Aim.
Pick every line from the data that holds the word "PSOZ".

Material for this task.
····················

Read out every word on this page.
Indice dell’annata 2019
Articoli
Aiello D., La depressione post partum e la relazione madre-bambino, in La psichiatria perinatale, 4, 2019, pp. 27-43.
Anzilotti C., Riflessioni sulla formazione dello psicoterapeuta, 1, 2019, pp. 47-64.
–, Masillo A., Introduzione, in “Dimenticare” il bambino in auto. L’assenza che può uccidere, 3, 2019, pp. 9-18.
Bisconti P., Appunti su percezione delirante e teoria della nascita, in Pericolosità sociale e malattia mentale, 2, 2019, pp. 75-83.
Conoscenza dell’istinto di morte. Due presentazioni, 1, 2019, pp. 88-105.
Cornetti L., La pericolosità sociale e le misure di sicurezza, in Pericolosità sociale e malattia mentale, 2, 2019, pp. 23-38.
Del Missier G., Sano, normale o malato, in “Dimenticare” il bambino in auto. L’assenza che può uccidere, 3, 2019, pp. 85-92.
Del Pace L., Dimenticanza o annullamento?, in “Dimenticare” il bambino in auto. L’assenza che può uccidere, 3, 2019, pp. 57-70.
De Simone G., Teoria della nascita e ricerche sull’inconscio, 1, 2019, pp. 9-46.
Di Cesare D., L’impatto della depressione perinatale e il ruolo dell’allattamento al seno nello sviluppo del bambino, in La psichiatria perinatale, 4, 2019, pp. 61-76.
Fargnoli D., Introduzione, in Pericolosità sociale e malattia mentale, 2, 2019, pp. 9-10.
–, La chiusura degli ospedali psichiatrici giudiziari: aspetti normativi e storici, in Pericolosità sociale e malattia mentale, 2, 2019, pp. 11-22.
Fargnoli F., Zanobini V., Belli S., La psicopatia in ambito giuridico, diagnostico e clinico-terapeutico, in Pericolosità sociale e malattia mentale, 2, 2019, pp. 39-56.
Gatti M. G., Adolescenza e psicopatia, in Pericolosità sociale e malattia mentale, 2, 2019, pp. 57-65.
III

····················

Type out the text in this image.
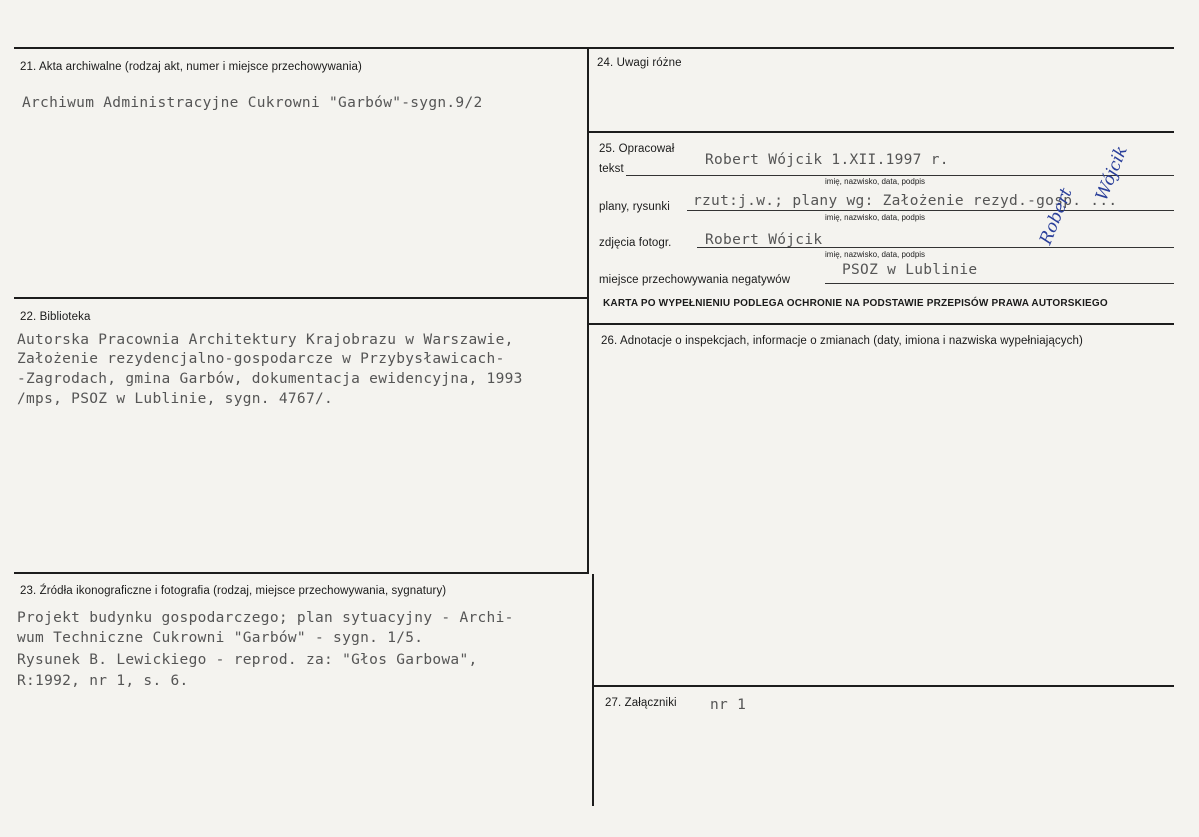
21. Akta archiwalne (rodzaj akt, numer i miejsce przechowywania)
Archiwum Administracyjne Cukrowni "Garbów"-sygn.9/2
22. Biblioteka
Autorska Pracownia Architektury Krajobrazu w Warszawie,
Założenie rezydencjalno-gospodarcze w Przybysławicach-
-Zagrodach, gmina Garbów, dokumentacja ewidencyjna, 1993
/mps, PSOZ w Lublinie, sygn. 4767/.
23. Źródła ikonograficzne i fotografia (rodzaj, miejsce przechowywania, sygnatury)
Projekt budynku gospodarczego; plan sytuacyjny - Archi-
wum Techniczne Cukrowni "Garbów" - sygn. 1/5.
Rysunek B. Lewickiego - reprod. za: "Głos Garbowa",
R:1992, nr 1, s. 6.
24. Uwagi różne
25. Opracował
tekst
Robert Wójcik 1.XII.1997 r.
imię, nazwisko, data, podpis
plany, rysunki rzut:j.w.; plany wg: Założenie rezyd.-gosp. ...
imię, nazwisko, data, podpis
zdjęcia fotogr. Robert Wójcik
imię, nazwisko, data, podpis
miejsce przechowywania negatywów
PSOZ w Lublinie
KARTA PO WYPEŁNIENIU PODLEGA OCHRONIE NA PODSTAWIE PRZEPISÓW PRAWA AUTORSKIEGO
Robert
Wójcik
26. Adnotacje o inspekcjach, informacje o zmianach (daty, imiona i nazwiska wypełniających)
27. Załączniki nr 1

····················

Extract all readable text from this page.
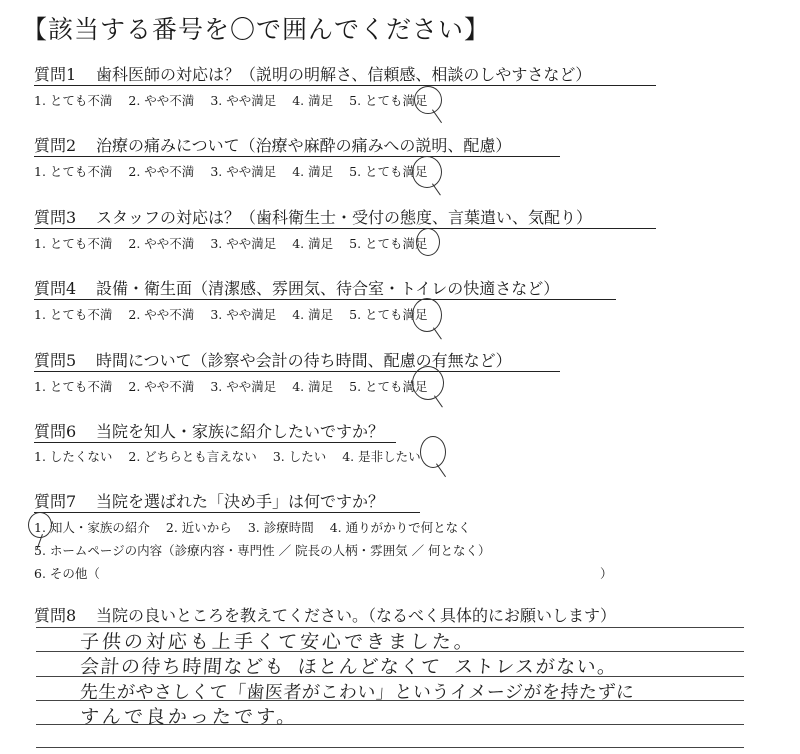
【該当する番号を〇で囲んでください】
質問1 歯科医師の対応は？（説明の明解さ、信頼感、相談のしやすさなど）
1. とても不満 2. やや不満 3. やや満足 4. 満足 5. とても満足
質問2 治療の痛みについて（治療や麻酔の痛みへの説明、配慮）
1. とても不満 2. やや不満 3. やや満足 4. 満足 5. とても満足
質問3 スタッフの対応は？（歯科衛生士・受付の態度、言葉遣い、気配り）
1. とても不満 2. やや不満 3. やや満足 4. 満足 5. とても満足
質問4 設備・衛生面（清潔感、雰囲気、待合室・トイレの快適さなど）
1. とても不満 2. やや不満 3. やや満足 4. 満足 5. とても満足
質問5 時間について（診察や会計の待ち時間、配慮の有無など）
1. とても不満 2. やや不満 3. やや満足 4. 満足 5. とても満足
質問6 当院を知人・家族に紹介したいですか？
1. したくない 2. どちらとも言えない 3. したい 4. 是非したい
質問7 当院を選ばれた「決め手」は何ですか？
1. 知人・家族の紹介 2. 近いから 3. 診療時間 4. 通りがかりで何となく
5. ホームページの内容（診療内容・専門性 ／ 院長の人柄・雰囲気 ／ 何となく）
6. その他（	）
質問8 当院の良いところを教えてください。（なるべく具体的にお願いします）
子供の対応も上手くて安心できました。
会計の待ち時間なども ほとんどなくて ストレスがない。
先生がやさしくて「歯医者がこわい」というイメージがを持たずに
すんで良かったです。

····················

Result for this exercise.
/mps, PSOZ w Lublinie, sygn. 4767/.
PSOZ w Lublinie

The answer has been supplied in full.